Records supplied:
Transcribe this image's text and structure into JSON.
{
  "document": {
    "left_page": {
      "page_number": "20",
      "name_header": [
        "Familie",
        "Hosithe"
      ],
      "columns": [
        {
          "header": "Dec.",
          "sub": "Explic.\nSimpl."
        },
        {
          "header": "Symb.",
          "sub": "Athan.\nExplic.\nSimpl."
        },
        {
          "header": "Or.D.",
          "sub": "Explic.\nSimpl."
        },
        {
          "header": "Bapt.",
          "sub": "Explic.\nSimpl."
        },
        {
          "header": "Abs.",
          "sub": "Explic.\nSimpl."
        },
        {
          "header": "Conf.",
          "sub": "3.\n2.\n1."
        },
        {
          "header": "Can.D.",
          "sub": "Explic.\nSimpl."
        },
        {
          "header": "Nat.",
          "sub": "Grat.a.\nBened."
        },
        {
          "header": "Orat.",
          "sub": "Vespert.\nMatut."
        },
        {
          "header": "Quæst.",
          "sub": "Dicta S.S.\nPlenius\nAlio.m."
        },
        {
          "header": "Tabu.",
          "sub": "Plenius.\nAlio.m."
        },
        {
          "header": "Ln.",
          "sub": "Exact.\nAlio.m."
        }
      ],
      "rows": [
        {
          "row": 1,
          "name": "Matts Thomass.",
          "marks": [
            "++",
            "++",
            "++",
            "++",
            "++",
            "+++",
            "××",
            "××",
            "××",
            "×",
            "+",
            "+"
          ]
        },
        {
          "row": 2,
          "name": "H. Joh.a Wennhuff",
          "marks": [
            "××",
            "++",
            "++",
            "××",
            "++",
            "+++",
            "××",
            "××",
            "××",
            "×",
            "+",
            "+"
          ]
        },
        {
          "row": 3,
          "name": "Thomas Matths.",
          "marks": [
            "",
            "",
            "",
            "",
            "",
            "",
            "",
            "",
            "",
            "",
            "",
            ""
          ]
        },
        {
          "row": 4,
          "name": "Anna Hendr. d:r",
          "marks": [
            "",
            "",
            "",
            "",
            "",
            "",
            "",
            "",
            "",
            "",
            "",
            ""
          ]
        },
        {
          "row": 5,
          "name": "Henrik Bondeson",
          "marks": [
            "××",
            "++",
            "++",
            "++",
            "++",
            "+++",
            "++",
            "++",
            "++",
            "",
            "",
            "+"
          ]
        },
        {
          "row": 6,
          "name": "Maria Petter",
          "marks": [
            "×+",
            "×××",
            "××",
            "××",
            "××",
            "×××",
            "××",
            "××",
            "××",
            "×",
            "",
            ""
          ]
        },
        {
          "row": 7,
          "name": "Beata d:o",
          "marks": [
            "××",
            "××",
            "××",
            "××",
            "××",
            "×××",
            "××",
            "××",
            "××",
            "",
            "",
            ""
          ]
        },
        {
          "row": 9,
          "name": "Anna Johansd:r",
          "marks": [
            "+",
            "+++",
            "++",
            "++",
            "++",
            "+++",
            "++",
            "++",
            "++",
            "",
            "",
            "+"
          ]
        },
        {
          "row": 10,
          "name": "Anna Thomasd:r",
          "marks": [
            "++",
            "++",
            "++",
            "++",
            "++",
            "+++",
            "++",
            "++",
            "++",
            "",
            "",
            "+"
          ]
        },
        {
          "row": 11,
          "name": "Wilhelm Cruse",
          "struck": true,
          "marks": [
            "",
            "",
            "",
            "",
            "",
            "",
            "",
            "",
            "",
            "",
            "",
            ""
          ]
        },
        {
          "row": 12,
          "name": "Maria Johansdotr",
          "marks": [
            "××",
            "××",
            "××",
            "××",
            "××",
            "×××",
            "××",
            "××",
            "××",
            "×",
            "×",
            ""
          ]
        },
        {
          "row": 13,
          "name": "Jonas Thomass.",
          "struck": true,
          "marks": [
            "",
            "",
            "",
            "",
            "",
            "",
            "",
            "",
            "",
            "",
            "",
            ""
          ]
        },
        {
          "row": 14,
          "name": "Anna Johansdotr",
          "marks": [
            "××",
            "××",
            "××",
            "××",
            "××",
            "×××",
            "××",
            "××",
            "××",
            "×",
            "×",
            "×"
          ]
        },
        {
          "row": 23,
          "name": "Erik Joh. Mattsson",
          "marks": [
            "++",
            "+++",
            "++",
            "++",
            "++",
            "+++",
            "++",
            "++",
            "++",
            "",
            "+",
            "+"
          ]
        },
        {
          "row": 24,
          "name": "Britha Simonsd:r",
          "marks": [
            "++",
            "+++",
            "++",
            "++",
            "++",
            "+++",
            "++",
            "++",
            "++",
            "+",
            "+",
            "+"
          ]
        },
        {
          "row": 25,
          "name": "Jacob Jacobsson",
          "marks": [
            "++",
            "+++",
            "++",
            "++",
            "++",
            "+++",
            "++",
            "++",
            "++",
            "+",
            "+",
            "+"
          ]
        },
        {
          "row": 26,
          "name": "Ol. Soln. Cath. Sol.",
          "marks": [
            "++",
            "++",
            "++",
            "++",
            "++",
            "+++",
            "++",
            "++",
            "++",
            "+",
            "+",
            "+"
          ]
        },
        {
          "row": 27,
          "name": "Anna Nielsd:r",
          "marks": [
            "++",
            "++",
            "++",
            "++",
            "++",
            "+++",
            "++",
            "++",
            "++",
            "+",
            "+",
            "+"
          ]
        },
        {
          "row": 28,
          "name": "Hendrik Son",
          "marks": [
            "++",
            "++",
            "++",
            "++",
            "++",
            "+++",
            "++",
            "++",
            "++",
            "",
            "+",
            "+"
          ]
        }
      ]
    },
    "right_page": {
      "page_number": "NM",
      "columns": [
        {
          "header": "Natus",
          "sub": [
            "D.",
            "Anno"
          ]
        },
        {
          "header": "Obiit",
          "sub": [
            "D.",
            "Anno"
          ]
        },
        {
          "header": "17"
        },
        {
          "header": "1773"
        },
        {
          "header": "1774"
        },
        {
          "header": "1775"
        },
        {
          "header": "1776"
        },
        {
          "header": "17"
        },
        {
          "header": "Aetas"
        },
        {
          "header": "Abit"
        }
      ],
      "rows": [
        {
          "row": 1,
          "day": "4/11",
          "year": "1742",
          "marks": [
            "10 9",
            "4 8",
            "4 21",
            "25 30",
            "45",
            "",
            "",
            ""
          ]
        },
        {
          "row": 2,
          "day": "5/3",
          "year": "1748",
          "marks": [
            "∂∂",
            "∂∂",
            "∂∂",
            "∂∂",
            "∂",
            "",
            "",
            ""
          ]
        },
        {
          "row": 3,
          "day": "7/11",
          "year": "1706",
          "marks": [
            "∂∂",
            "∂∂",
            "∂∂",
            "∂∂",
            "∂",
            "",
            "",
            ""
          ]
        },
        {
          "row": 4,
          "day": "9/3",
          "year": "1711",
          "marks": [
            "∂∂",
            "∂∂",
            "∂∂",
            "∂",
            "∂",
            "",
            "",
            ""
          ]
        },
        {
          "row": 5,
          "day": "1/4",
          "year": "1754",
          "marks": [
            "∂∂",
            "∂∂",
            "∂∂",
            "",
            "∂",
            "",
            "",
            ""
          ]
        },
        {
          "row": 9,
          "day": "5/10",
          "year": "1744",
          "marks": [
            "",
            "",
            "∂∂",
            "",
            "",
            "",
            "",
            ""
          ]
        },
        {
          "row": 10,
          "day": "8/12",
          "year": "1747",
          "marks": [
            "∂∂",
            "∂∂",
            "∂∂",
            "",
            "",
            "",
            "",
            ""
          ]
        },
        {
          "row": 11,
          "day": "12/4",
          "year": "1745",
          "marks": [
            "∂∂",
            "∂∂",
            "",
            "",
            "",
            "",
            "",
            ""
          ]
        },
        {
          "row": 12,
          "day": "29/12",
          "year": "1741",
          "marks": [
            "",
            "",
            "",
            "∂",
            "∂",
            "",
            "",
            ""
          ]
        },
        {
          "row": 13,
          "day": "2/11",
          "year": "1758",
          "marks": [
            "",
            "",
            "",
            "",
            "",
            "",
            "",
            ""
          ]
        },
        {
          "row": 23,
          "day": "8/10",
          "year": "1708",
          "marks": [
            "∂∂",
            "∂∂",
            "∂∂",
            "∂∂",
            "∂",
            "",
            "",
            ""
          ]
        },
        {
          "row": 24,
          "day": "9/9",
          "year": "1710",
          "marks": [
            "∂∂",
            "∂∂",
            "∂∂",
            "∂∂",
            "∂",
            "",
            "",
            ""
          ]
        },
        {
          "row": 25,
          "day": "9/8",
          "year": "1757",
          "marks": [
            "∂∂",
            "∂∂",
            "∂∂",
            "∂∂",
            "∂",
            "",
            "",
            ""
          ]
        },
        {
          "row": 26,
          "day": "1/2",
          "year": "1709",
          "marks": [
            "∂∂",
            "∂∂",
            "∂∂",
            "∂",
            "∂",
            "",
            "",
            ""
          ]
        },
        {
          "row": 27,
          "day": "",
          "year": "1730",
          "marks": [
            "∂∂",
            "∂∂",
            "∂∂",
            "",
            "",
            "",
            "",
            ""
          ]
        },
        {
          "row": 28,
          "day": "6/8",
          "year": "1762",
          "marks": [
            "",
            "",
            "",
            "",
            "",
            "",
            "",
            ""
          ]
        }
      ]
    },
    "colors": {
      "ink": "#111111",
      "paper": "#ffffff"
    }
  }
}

Work required: Filter the data for the string "Maria" and copy every line that has it.

The response:
          "name": "Maria Petter",
          "name": "Maria Johansdotr",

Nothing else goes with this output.